>> START Given data

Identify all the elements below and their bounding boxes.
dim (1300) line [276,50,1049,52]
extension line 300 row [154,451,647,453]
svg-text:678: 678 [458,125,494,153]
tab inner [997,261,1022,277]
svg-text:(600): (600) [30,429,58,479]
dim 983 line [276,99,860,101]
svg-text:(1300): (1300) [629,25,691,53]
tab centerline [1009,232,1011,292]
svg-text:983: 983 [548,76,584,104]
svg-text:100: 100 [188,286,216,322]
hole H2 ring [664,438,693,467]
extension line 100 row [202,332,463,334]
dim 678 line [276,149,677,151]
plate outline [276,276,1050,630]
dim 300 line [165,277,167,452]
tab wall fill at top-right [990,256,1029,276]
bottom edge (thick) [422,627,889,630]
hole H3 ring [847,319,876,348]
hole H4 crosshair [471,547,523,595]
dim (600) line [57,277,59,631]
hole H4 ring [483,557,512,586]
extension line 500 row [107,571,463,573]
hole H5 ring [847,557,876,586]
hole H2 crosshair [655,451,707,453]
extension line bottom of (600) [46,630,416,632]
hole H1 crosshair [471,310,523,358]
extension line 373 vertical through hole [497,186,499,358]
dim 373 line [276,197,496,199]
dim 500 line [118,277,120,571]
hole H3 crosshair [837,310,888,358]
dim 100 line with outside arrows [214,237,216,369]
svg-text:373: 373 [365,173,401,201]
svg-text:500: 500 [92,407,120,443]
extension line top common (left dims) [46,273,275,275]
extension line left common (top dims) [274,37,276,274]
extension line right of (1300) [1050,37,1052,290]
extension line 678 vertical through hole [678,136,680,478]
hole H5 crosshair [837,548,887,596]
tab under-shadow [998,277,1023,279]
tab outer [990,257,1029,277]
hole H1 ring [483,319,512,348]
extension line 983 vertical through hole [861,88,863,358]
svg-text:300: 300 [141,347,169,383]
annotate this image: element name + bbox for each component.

>> END Given data
>> START Given data

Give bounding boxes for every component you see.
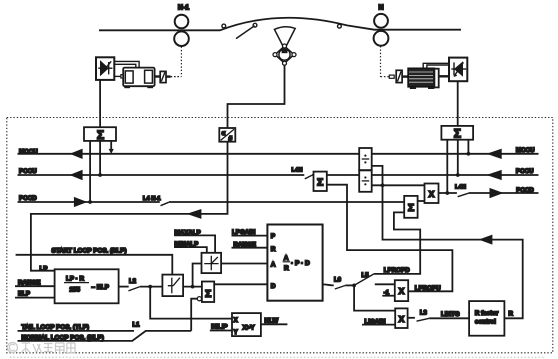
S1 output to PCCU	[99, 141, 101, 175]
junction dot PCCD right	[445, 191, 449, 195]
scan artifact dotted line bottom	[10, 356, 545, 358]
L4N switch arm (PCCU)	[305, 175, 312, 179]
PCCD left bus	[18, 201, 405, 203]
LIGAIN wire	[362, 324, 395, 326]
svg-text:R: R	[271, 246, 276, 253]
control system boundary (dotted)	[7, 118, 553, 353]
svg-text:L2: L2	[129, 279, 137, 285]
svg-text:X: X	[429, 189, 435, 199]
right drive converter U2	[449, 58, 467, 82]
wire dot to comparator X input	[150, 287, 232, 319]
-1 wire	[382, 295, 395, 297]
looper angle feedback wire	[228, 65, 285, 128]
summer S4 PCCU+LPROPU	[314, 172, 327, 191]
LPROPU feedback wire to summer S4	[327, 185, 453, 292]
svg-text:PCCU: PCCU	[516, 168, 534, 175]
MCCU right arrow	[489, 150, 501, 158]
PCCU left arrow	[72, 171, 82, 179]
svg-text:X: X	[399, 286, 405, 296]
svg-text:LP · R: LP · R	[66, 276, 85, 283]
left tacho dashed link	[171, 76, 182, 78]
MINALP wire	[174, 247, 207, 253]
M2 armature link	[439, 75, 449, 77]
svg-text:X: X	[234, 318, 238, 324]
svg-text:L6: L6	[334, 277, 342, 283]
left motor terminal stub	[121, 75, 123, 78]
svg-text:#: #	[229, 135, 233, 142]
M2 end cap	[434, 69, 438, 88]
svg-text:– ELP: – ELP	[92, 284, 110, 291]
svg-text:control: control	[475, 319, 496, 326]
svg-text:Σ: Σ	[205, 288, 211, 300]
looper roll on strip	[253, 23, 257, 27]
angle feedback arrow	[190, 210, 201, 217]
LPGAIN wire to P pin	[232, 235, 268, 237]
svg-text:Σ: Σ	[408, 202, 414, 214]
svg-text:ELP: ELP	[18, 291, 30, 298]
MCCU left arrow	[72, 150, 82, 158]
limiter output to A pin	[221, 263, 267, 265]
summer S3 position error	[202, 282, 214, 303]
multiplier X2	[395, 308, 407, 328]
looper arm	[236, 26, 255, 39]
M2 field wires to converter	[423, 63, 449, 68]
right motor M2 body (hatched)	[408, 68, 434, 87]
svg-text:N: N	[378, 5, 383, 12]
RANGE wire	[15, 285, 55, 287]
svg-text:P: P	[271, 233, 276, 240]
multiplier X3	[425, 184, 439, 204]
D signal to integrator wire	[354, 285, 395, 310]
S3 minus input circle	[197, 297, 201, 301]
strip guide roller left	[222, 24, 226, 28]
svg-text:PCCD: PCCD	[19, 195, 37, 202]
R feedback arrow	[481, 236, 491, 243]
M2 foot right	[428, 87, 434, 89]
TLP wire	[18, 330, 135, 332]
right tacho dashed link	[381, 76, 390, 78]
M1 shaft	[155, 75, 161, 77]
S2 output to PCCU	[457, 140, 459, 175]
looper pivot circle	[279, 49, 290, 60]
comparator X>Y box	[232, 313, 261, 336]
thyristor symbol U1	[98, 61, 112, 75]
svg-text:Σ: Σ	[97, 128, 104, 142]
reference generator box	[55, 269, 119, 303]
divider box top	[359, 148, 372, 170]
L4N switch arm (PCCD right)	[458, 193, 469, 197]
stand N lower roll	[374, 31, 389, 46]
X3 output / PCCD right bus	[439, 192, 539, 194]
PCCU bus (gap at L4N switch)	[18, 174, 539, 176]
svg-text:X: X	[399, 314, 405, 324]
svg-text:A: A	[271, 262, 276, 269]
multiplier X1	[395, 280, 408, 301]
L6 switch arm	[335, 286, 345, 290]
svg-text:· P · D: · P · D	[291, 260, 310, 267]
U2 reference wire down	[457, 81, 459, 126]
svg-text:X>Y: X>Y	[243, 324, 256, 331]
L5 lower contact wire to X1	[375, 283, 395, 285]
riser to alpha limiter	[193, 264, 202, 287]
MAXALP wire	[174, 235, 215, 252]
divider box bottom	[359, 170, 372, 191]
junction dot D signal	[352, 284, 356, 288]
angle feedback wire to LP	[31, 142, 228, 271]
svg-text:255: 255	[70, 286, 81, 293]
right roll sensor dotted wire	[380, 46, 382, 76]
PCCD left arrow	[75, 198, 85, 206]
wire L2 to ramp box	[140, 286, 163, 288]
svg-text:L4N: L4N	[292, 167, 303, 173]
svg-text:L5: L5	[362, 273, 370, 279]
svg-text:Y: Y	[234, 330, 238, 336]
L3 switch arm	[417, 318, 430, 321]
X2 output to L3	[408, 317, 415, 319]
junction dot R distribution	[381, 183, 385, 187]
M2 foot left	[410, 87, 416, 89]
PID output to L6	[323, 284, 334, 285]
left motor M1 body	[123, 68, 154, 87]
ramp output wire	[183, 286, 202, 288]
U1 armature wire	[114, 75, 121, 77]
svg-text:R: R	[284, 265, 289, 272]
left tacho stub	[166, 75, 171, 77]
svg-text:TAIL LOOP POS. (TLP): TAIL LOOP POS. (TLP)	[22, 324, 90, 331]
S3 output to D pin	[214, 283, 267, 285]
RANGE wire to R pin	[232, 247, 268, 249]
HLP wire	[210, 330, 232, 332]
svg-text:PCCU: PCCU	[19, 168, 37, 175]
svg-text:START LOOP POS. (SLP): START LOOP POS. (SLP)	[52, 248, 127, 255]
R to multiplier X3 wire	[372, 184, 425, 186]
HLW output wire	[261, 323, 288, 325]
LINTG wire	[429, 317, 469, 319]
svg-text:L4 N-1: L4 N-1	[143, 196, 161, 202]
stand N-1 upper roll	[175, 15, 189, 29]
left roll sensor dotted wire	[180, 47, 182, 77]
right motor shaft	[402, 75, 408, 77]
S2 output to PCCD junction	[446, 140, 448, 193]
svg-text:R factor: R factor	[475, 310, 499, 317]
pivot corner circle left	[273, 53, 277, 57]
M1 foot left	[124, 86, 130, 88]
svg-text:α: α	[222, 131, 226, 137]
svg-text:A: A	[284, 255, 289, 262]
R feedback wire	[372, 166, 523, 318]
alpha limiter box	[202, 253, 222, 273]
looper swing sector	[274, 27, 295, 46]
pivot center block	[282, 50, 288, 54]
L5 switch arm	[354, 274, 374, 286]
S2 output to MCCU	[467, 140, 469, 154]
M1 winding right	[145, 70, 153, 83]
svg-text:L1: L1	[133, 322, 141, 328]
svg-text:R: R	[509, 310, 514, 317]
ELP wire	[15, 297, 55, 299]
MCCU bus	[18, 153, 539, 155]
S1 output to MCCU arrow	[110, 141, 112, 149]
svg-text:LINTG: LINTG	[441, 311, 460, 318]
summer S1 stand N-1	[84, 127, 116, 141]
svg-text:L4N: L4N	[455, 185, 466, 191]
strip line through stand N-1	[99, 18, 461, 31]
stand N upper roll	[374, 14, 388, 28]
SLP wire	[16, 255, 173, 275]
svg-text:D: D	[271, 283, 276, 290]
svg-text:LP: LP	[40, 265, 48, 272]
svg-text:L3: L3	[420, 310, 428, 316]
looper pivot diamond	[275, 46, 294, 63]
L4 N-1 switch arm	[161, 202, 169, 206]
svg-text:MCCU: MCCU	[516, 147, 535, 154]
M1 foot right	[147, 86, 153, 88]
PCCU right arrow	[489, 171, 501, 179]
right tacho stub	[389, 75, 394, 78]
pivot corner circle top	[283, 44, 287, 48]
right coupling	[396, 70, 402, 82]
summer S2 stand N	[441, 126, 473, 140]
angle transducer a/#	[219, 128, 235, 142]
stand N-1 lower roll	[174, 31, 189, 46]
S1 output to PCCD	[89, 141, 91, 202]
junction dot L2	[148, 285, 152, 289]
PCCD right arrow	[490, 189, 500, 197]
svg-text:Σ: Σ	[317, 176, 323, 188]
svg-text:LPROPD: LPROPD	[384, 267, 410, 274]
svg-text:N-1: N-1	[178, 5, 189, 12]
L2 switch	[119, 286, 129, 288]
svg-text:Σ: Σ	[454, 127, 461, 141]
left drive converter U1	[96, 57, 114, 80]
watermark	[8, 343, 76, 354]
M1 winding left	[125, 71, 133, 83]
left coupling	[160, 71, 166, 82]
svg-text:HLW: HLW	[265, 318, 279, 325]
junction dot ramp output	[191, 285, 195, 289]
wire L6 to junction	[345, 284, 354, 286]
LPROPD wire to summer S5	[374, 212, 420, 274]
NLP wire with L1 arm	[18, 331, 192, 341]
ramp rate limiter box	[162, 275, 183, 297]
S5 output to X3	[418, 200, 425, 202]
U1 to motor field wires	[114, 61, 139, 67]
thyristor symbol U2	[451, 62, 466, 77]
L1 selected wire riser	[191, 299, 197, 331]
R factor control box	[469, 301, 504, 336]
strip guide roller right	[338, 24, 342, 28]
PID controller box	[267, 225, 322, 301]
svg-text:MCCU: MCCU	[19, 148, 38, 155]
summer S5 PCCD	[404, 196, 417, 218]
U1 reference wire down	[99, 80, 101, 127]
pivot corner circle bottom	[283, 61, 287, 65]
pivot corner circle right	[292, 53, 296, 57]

>> END Given data
>> START Given data

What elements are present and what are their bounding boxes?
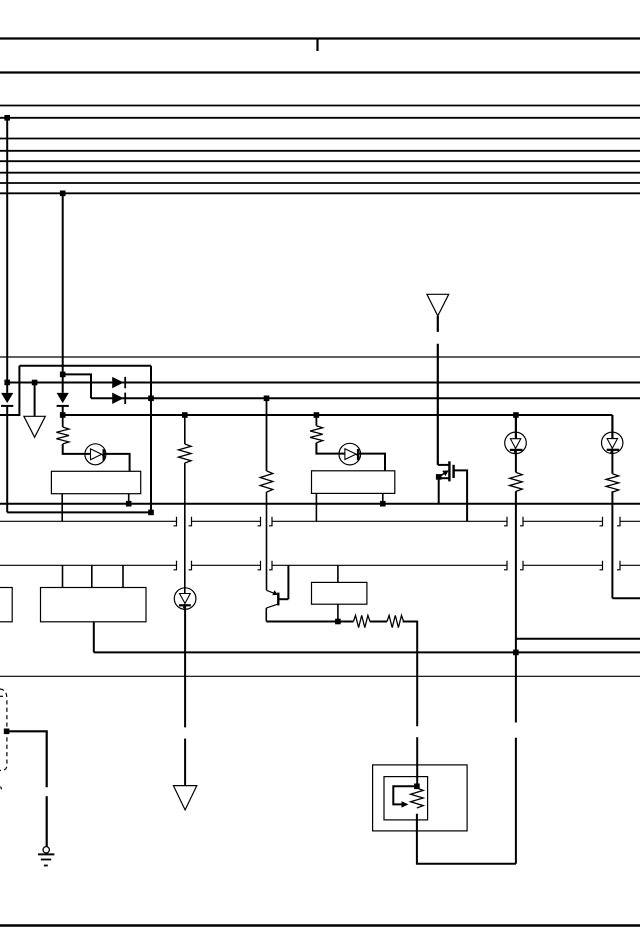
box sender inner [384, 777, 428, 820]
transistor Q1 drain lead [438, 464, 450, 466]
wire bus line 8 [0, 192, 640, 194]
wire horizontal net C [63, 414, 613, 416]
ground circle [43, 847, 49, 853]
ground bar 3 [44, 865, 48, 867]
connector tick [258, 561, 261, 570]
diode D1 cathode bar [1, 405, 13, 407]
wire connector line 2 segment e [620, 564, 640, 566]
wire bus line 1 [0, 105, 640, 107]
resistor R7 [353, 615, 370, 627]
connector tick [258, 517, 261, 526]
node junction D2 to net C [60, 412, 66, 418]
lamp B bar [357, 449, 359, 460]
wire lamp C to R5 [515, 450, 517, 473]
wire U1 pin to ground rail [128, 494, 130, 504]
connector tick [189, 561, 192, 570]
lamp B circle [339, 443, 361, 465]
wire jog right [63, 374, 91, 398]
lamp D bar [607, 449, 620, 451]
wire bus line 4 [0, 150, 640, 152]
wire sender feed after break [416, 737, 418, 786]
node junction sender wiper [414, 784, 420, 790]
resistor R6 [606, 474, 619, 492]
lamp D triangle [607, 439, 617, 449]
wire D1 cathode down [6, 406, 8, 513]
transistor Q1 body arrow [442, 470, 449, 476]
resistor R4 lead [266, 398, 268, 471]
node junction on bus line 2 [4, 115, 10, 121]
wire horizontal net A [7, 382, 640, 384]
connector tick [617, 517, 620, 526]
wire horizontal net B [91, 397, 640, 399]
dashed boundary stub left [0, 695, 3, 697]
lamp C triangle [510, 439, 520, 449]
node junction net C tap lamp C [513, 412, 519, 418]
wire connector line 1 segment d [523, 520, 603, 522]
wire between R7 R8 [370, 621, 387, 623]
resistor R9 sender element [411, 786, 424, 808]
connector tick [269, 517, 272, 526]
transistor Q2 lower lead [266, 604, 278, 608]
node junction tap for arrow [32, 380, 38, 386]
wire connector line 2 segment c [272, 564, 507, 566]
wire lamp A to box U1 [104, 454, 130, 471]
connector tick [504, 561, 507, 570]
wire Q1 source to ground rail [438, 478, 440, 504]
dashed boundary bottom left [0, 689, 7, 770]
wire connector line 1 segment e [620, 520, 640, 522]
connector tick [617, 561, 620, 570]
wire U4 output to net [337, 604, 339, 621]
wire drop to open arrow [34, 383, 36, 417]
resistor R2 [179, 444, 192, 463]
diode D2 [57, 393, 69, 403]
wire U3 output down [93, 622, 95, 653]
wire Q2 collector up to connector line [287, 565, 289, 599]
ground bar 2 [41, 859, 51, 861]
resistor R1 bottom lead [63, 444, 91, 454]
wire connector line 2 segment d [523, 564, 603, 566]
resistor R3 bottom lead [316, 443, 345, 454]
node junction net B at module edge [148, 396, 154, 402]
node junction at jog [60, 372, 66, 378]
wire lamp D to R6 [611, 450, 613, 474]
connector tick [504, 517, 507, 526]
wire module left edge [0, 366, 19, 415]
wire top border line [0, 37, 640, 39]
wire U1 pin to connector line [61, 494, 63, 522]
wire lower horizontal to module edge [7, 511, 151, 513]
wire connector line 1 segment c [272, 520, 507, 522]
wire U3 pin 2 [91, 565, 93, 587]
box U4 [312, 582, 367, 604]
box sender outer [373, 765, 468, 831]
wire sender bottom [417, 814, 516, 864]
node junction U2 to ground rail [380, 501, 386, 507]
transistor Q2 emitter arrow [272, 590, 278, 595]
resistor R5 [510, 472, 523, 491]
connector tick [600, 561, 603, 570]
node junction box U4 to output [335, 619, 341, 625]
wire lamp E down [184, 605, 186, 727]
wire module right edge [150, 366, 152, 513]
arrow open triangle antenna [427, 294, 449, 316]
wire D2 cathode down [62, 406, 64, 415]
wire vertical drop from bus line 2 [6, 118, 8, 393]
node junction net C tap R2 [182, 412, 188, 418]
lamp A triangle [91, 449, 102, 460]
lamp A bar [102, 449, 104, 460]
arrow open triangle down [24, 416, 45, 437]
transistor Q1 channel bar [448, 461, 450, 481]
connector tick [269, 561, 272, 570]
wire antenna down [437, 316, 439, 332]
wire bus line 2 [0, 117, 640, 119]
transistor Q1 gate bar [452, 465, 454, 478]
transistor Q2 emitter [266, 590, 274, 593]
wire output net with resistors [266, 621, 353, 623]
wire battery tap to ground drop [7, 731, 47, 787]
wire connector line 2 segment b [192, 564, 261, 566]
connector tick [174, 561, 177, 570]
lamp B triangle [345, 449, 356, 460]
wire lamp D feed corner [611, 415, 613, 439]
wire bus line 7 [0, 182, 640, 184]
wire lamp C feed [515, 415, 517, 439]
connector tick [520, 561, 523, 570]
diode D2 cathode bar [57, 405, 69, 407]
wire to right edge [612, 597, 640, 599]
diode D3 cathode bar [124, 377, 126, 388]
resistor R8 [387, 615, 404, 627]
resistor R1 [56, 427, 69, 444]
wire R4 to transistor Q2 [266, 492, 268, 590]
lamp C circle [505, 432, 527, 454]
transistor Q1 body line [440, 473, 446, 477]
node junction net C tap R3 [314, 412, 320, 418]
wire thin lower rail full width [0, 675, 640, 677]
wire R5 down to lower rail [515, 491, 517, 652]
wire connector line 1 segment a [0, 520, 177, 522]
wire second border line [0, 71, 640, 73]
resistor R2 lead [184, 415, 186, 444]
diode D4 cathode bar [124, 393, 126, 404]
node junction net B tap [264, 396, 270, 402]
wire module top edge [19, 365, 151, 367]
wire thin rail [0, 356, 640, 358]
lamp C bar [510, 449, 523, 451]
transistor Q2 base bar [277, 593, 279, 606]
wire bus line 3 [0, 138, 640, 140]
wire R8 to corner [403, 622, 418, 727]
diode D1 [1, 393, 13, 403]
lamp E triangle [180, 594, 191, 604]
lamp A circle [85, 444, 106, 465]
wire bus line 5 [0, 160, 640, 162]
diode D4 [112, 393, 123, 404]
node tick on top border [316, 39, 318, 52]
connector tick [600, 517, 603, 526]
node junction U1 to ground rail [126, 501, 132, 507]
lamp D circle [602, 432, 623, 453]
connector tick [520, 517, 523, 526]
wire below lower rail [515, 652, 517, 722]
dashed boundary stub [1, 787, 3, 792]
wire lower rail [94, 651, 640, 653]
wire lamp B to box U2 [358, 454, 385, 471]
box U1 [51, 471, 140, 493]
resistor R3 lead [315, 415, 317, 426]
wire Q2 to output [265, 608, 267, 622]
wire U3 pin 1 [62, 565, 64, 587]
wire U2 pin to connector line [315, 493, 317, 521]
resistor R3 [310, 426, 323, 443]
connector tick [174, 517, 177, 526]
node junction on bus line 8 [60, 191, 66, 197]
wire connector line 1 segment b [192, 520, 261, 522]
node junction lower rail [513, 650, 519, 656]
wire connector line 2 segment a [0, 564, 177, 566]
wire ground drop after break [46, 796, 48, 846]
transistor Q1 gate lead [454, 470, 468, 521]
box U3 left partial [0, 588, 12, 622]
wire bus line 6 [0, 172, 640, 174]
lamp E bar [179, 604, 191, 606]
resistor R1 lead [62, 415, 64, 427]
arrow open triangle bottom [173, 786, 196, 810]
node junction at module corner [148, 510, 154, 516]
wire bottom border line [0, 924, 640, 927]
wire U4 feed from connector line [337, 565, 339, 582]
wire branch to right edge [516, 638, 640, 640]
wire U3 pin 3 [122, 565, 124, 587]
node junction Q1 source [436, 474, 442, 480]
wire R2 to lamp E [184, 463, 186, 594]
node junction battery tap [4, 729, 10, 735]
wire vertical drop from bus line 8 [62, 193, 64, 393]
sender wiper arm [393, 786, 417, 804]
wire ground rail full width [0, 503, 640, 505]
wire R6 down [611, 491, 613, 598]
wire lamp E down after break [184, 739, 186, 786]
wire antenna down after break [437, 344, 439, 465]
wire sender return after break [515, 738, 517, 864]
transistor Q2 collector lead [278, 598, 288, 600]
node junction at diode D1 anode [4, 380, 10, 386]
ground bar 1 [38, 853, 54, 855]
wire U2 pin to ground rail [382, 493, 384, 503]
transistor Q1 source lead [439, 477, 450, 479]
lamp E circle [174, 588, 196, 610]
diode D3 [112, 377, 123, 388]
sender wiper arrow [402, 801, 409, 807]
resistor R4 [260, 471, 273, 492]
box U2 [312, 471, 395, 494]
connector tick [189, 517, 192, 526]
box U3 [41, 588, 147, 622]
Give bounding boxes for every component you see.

>> END Given data

- _What to do_
Rewrite the lines from the one that contains "141, 101, 175]" through the one that contains "233, 276, 240]", substituting "adder" for "summer" and leaving everything else unchanged.

- _Output_
S1 output to PCCU	[99, 141, 101, 175]
junction dot PCCD right	[445, 191, 449, 195]
scan artifact dotted line bottom	[10, 356, 545, 358]
L4N switch arm (PCCU)	[305, 175, 312, 179]
PCCD left bus	[18, 201, 405, 203]
LIGAIN wire	[362, 324, 395, 326]
svg-text:R: R	[271, 246, 276, 253]
control system boundary (dotted)	[7, 118, 553, 353]
svg-text:L2: L2	[129, 279, 137, 285]
svg-text:X: X	[429, 189, 435, 199]
right drive converter U2	[449, 58, 467, 82]
wire dot to comparator X input	[150, 287, 232, 319]
-1 wire	[382, 295, 395, 297]
looper angle feedback wire	[228, 65, 285, 128]
adder S4 PCCU+LPROPU	[314, 172, 327, 191]
LPROPU feedback wire to adder S4	[327, 185, 453, 292]
svg-text:PCCU: PCCU	[516, 168, 534, 175]
MCCU right arrow	[489, 150, 501, 158]
PCCU left arrow	[72, 171, 82, 179]
svg-text:X: X	[399, 286, 405, 296]
svg-text:LP · R: LP · R	[66, 276, 85, 283]
left tacho dashed link	[171, 76, 182, 78]
MINALP wire	[174, 247, 207, 253]
M2 armature link	[439, 75, 449, 77]
svg-text:X: X	[234, 318, 238, 324]
svg-text:L6: L6	[334, 277, 342, 283]
left motor terminal stub	[121, 75, 123, 78]
svg-text:#: #	[229, 135, 233, 142]
M2 end cap	[434, 69, 438, 88]
svg-text:– ELP: – ELP	[92, 284, 110, 291]
svg-text:control: control	[475, 319, 496, 326]
svg-text:Σ: Σ	[205, 288, 211, 300]
looper roll on strip	[253, 23, 257, 27]
angle feedback arrow	[190, 210, 201, 217]
LPGAIN wire to P pin	[232, 235, 268, 237]
svg-text:Σ: Σ	[408, 202, 414, 214]
svg-text:ELP: ELP	[18, 291, 30, 298]
MCCU left arrow	[72, 150, 82, 158]
limiter output to A pin	[221, 263, 267, 265]
adder S3 position error	[202, 282, 214, 303]
multiplier X2	[395, 308, 407, 328]
looper arm	[236, 26, 255, 39]
M2 field wires to converter	[423, 63, 449, 68]
right motor M2 body (hatched)	[408, 68, 434, 87]
svg-text:N: N	[378, 5, 383, 12]
RANGE wire	[15, 285, 55, 287]
svg-text:P: P	[271, 233, 276, 240]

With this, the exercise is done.